*Task instructions*.
Keep the pictures out of the copy and print all the entries below exactly.

• • • • • • •

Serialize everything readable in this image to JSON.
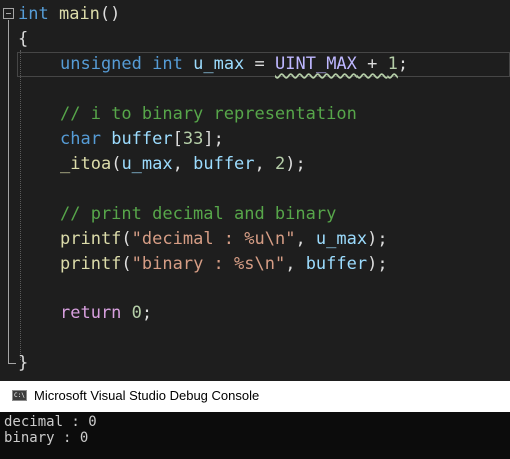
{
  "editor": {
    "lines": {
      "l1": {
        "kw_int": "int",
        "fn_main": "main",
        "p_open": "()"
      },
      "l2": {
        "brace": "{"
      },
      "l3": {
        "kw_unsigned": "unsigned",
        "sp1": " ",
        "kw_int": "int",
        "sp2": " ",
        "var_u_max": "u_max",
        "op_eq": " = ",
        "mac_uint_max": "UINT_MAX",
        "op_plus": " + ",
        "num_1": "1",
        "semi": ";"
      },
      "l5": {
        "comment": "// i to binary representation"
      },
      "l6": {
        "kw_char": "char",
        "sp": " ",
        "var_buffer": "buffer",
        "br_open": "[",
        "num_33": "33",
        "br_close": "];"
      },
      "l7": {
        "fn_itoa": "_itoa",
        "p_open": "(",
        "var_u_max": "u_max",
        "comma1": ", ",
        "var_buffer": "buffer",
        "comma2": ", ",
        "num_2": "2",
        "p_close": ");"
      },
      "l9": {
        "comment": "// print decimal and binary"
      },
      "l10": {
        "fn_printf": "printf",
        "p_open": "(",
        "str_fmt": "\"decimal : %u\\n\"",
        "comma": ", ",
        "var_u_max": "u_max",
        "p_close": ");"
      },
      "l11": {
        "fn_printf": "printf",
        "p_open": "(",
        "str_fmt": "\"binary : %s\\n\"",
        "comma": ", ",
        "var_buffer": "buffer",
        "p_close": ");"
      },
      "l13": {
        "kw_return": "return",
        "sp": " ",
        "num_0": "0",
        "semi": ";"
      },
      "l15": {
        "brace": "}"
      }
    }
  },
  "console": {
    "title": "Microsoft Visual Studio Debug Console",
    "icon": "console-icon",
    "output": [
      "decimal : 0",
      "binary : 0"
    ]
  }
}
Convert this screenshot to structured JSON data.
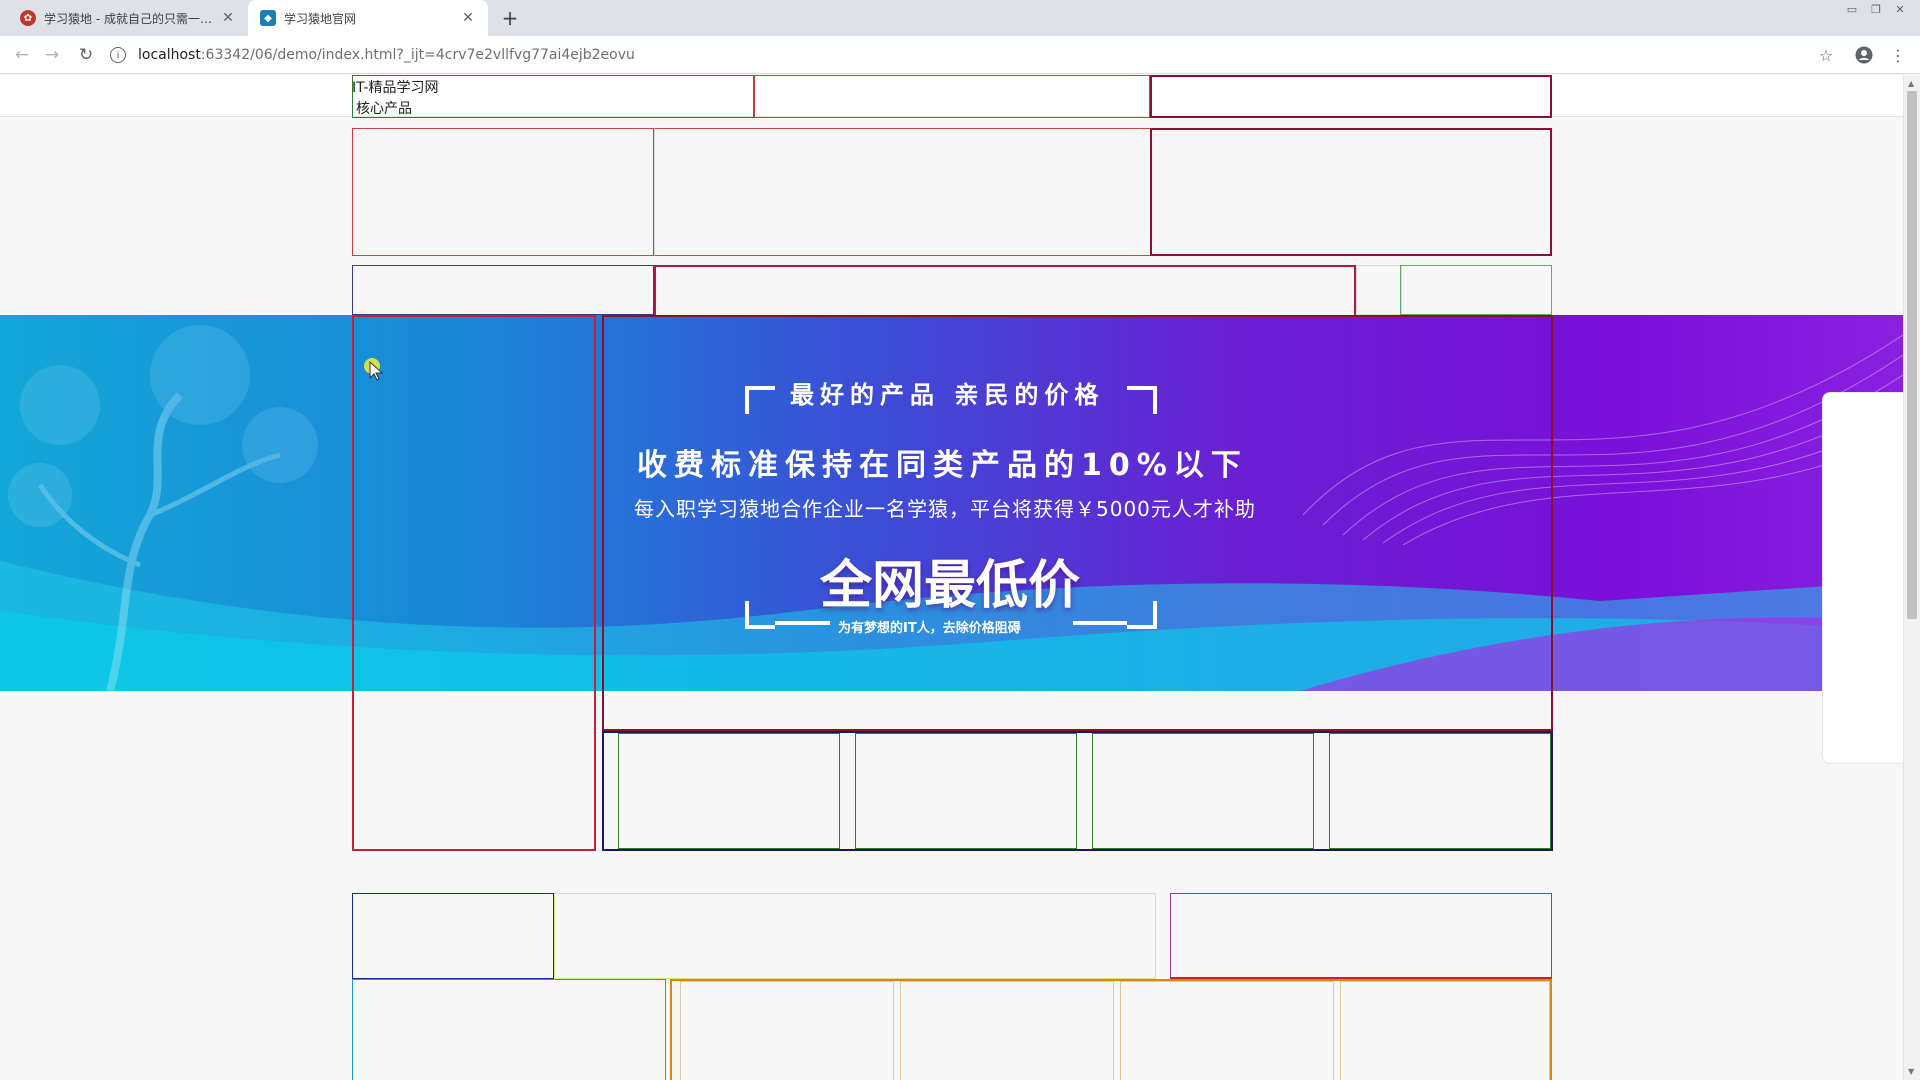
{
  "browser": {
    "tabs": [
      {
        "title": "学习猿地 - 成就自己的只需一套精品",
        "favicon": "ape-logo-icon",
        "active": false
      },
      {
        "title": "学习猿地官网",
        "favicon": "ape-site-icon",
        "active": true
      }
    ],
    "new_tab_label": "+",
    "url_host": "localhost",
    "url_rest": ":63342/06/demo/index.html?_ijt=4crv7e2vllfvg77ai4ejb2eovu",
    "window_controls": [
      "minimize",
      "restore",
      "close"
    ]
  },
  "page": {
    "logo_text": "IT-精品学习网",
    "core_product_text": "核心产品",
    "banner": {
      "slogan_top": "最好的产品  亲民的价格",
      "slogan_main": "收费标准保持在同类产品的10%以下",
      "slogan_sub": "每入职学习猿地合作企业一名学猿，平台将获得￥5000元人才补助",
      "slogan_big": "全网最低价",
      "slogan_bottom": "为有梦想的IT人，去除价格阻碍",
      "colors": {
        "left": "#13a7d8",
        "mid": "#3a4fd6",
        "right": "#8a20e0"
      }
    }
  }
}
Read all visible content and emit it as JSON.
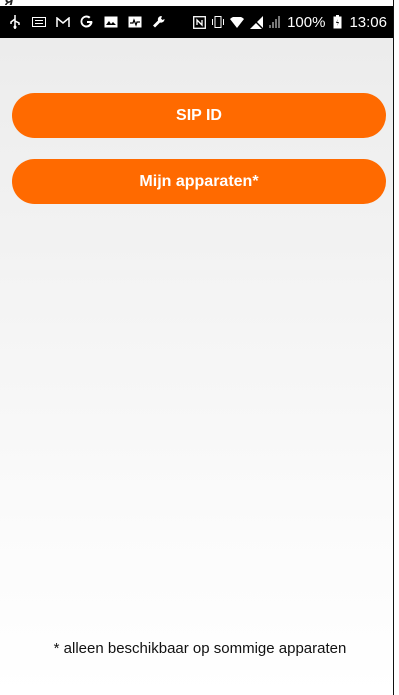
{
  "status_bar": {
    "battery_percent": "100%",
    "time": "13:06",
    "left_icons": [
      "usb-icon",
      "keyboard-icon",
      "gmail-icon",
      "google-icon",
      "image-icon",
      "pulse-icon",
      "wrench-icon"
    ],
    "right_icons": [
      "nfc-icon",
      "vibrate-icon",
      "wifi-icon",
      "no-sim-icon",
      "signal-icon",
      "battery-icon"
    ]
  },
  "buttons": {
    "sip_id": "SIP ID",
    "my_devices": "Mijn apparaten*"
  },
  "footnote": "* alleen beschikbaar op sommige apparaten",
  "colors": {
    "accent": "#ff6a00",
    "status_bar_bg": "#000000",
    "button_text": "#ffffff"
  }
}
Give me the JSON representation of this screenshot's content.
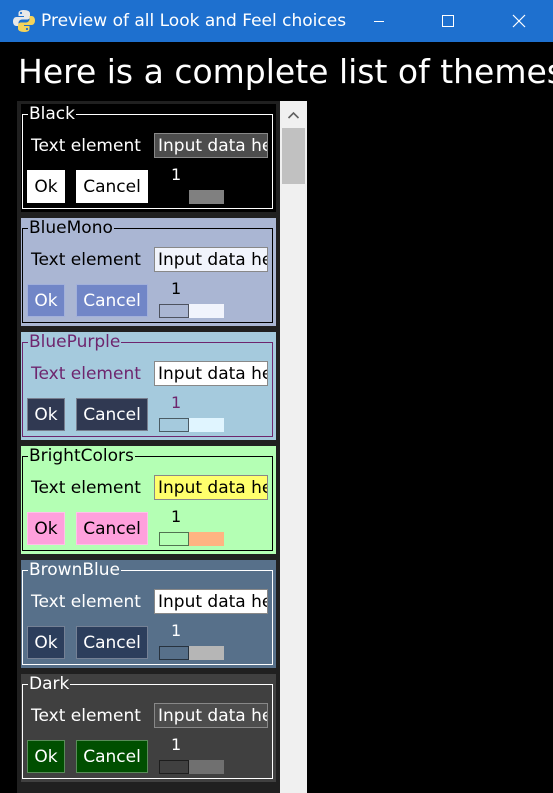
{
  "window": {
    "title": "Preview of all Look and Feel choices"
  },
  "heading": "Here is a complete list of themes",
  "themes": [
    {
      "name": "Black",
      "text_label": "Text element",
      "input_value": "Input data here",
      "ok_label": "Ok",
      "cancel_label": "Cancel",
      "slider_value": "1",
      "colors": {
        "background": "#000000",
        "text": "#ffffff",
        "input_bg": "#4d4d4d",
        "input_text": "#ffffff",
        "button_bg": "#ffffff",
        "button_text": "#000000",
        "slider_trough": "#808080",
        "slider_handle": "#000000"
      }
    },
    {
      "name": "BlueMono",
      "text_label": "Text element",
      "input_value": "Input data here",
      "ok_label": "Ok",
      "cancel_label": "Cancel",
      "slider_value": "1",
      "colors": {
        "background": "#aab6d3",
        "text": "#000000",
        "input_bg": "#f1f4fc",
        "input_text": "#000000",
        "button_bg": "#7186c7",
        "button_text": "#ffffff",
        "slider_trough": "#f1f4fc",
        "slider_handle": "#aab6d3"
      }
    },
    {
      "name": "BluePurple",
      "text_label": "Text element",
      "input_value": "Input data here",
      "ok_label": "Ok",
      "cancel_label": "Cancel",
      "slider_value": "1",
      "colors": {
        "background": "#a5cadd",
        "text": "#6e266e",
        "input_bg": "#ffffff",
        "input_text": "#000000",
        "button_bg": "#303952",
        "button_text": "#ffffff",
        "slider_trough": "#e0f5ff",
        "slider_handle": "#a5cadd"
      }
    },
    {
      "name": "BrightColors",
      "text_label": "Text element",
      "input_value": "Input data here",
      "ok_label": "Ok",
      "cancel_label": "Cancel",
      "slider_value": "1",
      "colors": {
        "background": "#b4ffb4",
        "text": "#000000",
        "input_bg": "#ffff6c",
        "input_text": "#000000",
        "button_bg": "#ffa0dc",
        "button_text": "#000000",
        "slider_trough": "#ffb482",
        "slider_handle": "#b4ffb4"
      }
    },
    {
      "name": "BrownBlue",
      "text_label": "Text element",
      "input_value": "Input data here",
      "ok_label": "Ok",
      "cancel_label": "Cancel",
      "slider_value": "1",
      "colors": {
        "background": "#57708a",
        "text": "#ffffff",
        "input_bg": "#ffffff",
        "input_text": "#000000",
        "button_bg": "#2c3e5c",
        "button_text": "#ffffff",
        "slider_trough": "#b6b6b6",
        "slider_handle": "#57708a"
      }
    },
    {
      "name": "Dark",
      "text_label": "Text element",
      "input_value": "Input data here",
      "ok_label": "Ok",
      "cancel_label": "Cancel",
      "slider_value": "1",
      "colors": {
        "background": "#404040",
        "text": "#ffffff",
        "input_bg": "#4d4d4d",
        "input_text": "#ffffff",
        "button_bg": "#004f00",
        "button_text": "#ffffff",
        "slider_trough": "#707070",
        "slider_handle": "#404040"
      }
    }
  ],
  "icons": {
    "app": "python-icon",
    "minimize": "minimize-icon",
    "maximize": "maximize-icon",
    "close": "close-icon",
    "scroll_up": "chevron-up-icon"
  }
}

• • • • • • •

*Result for this exercise*.
Serialize everything readable in this image to JSON.
{
  "editor": {
    "lines": {
      "l1": {
        "kw_int": "int",
        "fn_main": "main",
        "p_open": "()"
      },
      "l2": {
        "brace": "{"
      },
      "l3": {
        "kw_unsigned": "unsigned",
        "sp1": " ",
        "kw_int": "int",
        "sp2": " ",
        "var_u_max": "u_max",
        "op_eq": " = ",
        "mac_uint_max": "UINT_MAX",
        "op_plus": " + ",
        "num_1": "1",
        "semi": ";"
      },
      "l5": {
        "comment": "// i to binary representation"
      },
      "l6": {
        "kw_char": "char",
        "sp": " ",
        "var_buffer": "buffer",
        "br_open": "[",
        "num_33": "33",
        "br_close": "];"
      },
      "l7": {
        "fn_itoa": "_itoa",
        "p_open": "(",
        "var_u_max": "u_max",
        "comma1": ", ",
        "var_buffer": "buffer",
        "comma2": ", ",
        "num_2": "2",
        "p_close": ");"
      },
      "l9": {
        "comment": "// print decimal and binary"
      },
      "l10": {
        "fn_printf": "printf",
        "p_open": "(",
        "str_fmt": "\"decimal : %u\\n\"",
        "comma": ", ",
        "var_u_max": "u_max",
        "p_close": ");"
      },
      "l11": {
        "fn_printf": "printf",
        "p_open": "(",
        "str_fmt": "\"binary : %s\\n\"",
        "comma": ", ",
        "var_buffer": "buffer",
        "p_close": ");"
      },
      "l13": {
        "kw_return": "return",
        "sp": " ",
        "num_0": "0",
        "semi": ";"
      },
      "l15": {
        "brace": "}"
      }
    }
  },
  "console": {
    "title": "Microsoft Visual Studio Debug Console",
    "icon": "console-icon",
    "output": [
      "decimal : 0",
      "binary : 0"
    ]
  }
}
Convert this screenshot to structured JSON data.
{
  "browser": {
    "tabs": [
      {
        "title": "学习猿地 - 成就自己的只需一套精品",
        "favicon": "ape-logo-icon",
        "active": false
      },
      {
        "title": "学习猿地官网",
        "favicon": "ape-site-icon",
        "active": true
      }
    ],
    "new_tab_label": "+",
    "url_host": "localhost",
    "url_rest": ":63342/06/demo/index.html?_ijt=4crv7e2vllfvg77ai4ejb2eovu",
    "window_controls": [
      "minimize",
      "restore",
      "close"
    ]
  },
  "page": {
    "logo_text": "IT-精品学习网",
    "core_product_text": "核心产品",
    "banner": {
      "slogan_top": "最好的产品  亲民的价格",
      "slogan_main": "收费标准保持在同类产品的10%以下",
      "slogan_sub": "每入职学习猿地合作企业一名学猿，平台将获得￥5000元人才补助",
      "slogan_big": "全网最低价",
      "slogan_bottom": "为有梦想的IT人，去除价格阻碍",
      "colors": {
        "left": "#13a7d8",
        "mid": "#3a4fd6",
        "right": "#8a20e0"
      }
    }
  }
}
Read all visible content and emit it as JSON.
{
  "status_bar": {
    "battery_percent": "100%",
    "time": "13:06",
    "left_icons": [
      "usb-icon",
      "keyboard-icon",
      "gmail-icon",
      "google-icon",
      "image-icon",
      "pulse-icon",
      "wrench-icon"
    ],
    "right_icons": [
      "nfc-icon",
      "vibrate-icon",
      "wifi-icon",
      "no-sim-icon",
      "signal-icon",
      "battery-icon"
    ]
  },
  "buttons": {
    "sip_id": "SIP ID",
    "my_devices": "Mijn apparaten*"
  },
  "footnote": "* alleen beschikbaar op sommige apparaten",
  "colors": {
    "accent": "#ff6a00",
    "status_bar_bg": "#000000",
    "button_text": "#ffffff"
  }
}
Give me the JSON representation of this screenshot's content.
{
  "window": {
    "title": "Preview of all Look and Feel choices"
  },
  "heading": "Here is a complete list of themes",
  "themes": [
    {
      "name": "Black",
      "text_label": "Text element",
      "input_value": "Input data here",
      "ok_label": "Ok",
      "cancel_label": "Cancel",
      "slider_value": "1",
      "colors": {
        "background": "#000000",
        "text": "#ffffff",
        "input_bg": "#4d4d4d",
        "input_text": "#ffffff",
        "button_bg": "#ffffff",
        "button_text": "#000000",
        "slider_trough": "#808080",
        "slider_handle": "#000000"
      }
    },
    {
      "name": "BlueMono",
      "text_label": "Text element",
      "input_value": "Input data here",
      "ok_label": "Ok",
      "cancel_label": "Cancel",
      "slider_value": "1",
      "colors": {
        "background": "#aab6d3",
        "text": "#000000",
        "input_bg": "#f1f4fc",
        "input_text": "#000000",
        "button_bg": "#7186c7",
        "button_text": "#ffffff",
        "slider_trough": "#f1f4fc",
        "slider_handle": "#aab6d3"
      }
    },
    {
      "name": "BluePurple",
      "text_label": "Text element",
      "input_value": "Input data here",
      "ok_label": "Ok",
      "cancel_label": "Cancel",
      "slider_value": "1",
      "colors": {
        "background": "#a5cadd",
        "text": "#6e266e",
        "input_bg": "#ffffff",
        "input_text": "#000000",
        "button_bg": "#303952",
        "button_text": "#ffffff",
        "slider_trough": "#e0f5ff",
        "slider_handle": "#a5cadd"
      }
    },
    {
      "name": "BrightColors",
      "text_label": "Text element",
      "input_value": "Input data here",
      "ok_label": "Ok",
      "cancel_label": "Cancel",
      "slider_value": "1",
      "colors": {
        "background": "#b4ffb4",
        "text": "#000000",
        "input_bg": "#ffff6c",
        "input_text": "#000000",
        "button_bg": "#ffa0dc",
        "button_text": "#000000",
        "slider_trough": "#ffb482",
        "slider_handle": "#b4ffb4"
      }
    },
    {
      "name": "BrownBlue",
      "text_label": "Text element",
      "input_value": "Input data here",
      "ok_label": "Ok",
      "cancel_label": "Cancel",
      "slider_value": "1",
      "colors": {
        "background": "#57708a",
        "text": "#ffffff",
        "input_bg": "#ffffff",
        "input_text": "#000000",
        "button_bg": "#2c3e5c",
        "button_text": "#ffffff",
        "slider_trough": "#b6b6b6",
        "slider_handle": "#57708a"
      }
    },
    {
      "name": "Dark",
      "text_label": "Text element",
      "input_value": "Input data here",
      "ok_label": "Ok",
      "cancel_label": "Cancel",
      "slider_value": "1",
      "colors": {
        "background": "#404040",
        "text": "#ffffff",
        "input_bg": "#4d4d4d",
        "input_text": "#ffffff",
        "button_bg": "#004f00",
        "button_text": "#ffffff",
        "slider_trough": "#707070",
        "slider_handle": "#404040"
      }
    }
  ],
  "icons": {
    "app": "python-icon",
    "minimize": "minimize-icon",
    "maximize": "maximize-icon",
    "close": "close-icon",
    "scroll_up": "chevron-up-icon"
  }
}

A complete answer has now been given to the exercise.